— start Data supplied —

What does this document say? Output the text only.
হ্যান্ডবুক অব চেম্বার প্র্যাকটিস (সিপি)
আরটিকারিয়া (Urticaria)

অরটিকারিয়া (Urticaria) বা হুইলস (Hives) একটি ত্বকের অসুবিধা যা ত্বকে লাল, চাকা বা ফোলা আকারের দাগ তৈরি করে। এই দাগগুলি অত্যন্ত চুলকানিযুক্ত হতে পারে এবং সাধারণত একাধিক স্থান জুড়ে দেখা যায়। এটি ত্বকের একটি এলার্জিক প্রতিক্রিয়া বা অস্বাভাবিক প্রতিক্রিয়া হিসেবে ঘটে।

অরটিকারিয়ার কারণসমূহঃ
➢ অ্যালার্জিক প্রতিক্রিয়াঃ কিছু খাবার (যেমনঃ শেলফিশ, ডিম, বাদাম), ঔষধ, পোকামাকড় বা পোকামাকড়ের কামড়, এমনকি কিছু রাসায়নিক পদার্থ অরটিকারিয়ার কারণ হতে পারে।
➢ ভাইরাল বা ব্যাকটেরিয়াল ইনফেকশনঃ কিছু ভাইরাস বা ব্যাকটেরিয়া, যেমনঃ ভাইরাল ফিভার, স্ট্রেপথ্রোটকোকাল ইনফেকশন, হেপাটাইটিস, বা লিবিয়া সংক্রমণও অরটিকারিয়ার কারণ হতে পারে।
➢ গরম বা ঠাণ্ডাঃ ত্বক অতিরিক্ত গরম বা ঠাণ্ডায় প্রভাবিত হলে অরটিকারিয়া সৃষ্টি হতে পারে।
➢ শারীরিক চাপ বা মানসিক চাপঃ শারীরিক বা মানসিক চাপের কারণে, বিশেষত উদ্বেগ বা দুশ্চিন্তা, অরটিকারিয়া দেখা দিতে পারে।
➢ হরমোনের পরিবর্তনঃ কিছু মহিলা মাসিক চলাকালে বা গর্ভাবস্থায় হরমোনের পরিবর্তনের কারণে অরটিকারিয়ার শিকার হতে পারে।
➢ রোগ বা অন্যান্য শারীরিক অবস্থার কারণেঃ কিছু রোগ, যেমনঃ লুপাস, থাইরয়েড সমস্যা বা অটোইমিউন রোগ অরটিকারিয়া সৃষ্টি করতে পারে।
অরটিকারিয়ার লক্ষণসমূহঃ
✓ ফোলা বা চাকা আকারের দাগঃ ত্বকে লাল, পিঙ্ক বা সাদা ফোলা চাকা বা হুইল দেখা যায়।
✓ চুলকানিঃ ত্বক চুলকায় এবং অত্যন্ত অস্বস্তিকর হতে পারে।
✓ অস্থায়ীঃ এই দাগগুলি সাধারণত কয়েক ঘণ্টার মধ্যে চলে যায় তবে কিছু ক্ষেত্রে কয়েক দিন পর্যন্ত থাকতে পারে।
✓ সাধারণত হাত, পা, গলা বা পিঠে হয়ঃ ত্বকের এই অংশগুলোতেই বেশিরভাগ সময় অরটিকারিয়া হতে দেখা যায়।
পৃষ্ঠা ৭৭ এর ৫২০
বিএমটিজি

— end Data supplied —

Determine how many of the lines above hold the word "Urticaria", and output that number by itself.

## Written response:
2